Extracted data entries
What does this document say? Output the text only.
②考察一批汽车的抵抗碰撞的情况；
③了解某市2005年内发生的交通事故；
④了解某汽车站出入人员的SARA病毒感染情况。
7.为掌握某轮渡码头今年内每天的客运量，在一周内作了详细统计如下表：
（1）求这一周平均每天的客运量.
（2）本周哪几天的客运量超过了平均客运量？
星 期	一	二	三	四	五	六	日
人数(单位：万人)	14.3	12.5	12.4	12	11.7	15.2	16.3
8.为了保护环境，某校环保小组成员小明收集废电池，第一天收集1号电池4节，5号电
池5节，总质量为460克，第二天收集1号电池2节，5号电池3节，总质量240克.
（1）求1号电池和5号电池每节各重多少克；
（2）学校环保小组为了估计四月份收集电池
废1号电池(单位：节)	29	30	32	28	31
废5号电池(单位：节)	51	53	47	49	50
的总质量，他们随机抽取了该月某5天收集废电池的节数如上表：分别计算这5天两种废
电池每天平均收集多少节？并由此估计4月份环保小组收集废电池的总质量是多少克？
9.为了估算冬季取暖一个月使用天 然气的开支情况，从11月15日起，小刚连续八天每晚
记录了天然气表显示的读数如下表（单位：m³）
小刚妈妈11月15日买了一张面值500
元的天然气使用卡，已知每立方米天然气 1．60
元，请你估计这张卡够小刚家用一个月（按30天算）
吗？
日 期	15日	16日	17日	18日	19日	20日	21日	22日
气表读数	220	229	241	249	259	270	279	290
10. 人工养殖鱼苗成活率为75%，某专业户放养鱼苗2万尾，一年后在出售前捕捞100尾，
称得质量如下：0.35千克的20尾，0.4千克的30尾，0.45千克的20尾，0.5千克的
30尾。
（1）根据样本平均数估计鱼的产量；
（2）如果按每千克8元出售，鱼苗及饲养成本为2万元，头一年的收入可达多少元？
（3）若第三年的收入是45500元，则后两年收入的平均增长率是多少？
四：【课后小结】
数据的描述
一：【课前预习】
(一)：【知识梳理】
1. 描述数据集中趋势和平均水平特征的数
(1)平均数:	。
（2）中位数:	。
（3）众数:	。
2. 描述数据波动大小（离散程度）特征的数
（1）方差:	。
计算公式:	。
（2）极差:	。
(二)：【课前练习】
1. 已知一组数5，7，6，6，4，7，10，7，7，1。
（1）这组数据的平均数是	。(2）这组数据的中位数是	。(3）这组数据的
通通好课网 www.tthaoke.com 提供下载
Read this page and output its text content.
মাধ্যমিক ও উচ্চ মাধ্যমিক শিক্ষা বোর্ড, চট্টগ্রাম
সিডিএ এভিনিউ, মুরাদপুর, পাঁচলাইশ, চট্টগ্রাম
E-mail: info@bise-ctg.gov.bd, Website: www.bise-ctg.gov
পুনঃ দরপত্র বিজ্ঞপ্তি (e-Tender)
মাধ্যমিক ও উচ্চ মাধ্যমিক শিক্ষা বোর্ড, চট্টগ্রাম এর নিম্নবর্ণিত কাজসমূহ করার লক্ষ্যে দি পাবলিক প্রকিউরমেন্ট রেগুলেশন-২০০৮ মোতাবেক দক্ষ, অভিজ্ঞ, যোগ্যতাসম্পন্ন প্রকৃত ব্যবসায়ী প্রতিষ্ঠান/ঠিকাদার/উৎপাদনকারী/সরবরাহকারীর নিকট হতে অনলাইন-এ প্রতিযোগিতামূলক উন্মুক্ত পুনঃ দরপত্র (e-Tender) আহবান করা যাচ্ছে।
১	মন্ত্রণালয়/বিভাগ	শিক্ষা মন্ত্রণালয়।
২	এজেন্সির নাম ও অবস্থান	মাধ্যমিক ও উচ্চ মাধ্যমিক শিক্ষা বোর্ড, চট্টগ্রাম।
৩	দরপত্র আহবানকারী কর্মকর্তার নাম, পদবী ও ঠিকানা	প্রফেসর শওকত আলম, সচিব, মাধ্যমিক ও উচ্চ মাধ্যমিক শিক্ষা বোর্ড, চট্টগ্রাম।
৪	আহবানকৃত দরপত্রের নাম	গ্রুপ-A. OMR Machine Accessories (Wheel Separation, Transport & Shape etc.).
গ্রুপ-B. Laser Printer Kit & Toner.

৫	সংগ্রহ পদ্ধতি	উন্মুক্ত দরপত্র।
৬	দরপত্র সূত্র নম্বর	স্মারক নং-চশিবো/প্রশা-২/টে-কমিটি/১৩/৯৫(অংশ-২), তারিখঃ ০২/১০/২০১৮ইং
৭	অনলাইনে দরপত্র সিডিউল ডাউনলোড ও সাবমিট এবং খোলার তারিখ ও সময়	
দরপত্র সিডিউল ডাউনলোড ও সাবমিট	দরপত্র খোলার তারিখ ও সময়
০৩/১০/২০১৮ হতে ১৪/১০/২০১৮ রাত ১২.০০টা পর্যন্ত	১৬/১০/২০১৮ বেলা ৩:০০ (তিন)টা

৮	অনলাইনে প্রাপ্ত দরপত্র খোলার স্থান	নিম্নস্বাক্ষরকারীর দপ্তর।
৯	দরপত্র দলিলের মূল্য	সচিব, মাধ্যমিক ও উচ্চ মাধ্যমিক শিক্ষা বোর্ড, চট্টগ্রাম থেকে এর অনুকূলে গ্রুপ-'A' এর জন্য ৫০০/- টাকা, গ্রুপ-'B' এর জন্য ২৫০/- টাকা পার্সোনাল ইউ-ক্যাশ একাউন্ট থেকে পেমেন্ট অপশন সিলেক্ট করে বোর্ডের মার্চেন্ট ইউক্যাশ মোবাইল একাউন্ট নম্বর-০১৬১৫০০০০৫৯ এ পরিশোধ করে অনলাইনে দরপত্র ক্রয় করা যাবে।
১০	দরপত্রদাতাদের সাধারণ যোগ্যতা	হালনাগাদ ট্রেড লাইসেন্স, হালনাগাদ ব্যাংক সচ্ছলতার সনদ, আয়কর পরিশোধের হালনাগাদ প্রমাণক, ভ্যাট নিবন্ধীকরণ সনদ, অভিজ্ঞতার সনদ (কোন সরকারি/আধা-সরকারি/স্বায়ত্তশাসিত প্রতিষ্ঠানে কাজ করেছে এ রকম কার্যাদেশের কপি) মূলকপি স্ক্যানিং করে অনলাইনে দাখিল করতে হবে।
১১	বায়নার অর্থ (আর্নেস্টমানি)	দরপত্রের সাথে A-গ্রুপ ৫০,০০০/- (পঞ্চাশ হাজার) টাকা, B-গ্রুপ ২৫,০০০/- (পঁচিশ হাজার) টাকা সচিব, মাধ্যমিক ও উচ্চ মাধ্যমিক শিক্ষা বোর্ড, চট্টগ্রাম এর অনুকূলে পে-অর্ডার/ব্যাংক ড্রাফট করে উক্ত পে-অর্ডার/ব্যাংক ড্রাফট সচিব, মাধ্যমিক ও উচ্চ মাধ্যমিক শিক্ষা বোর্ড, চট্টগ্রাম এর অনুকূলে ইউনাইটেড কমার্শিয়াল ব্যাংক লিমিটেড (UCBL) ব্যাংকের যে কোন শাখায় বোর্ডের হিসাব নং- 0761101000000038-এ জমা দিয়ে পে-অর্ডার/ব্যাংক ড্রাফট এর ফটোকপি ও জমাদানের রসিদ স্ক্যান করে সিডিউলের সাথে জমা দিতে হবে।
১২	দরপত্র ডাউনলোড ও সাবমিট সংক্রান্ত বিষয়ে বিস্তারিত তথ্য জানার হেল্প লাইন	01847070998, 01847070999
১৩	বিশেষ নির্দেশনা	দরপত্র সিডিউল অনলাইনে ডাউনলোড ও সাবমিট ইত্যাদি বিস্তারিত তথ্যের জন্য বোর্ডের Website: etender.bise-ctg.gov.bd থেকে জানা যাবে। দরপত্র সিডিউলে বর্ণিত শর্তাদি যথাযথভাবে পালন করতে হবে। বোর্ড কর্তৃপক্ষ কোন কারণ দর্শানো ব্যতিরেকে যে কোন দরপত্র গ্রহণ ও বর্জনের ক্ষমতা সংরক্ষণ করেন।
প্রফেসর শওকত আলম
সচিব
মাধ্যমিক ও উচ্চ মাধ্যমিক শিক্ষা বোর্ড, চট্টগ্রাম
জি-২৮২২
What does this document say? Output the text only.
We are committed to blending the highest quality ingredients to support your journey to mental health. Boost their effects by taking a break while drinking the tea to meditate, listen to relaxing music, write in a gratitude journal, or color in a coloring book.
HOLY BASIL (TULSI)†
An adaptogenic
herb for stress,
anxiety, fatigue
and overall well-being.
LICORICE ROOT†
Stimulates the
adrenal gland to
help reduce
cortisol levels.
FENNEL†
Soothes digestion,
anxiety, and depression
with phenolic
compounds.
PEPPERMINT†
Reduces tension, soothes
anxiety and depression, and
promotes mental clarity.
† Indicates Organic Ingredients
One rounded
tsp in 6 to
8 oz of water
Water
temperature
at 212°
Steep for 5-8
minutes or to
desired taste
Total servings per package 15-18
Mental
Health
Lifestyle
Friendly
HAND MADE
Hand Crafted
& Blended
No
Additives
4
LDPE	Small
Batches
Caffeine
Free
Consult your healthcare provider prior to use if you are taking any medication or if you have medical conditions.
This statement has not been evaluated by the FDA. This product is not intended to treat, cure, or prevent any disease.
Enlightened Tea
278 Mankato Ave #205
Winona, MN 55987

* Aim
Find the lines containing "anxiety" and list every one of them.

* Complete output
anxiety, fatigue
anxiety, and depression
anxiety and depression, and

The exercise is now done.